(Dataset excerpts)
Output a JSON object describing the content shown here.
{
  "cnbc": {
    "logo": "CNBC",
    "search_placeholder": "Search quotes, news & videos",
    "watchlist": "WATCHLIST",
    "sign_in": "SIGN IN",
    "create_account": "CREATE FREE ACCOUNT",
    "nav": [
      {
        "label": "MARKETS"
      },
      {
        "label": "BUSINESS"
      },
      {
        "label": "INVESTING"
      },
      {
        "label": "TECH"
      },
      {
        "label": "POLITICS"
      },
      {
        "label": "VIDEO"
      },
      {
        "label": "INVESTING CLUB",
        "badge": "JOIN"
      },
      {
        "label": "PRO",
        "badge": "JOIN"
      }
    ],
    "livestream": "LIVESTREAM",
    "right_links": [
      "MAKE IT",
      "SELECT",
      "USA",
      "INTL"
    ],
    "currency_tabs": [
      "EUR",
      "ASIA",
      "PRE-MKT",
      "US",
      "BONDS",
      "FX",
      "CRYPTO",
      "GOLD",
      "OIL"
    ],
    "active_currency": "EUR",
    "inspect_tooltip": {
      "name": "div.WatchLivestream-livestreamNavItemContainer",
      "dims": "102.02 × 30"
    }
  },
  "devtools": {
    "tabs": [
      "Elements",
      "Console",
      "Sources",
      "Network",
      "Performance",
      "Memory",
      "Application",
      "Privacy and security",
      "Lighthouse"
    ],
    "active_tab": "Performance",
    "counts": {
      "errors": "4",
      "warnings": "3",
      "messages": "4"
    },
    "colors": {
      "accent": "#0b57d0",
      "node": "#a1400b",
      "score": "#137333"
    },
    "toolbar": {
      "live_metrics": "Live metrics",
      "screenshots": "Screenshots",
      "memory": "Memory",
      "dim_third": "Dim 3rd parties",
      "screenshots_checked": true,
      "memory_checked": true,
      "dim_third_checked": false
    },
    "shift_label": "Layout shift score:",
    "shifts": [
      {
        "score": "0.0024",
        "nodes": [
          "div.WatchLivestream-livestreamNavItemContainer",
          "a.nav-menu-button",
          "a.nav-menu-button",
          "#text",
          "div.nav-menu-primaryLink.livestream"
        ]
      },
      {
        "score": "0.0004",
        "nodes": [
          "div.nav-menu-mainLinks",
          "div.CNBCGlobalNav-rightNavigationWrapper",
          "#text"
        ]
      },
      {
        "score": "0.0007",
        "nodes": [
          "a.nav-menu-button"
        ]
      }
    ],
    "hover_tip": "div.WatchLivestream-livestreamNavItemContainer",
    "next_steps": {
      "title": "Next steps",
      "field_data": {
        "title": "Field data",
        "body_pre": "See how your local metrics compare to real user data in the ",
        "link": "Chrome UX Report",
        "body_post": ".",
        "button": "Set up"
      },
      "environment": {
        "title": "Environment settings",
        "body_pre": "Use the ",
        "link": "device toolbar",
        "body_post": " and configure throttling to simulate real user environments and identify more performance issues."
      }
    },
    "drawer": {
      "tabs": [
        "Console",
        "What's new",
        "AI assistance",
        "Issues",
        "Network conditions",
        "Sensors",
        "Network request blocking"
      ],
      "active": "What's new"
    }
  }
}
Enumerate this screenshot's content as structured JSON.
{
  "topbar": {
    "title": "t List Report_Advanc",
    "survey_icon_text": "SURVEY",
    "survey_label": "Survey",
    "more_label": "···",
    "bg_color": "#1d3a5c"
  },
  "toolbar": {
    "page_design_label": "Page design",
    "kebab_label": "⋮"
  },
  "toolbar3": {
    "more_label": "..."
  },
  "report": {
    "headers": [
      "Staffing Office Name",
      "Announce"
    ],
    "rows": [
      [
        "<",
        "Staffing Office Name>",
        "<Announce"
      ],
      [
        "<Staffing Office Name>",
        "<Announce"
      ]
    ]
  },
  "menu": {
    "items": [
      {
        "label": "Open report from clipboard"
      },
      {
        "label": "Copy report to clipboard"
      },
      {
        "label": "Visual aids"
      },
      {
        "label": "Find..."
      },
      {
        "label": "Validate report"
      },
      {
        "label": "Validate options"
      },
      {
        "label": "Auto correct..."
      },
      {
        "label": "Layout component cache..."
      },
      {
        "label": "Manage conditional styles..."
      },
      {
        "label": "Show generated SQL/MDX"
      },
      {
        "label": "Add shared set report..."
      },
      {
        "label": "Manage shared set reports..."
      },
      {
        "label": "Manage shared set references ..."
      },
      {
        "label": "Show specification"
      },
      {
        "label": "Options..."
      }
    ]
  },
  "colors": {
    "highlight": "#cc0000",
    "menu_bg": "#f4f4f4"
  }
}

_DIRECTION_: Gather every line from the listing above in which the word "INVESTING" appears.

_ANSWER FOR THIS EXERCISE_:
        "label": "INVESTING"
        "label": "INVESTING CLUB",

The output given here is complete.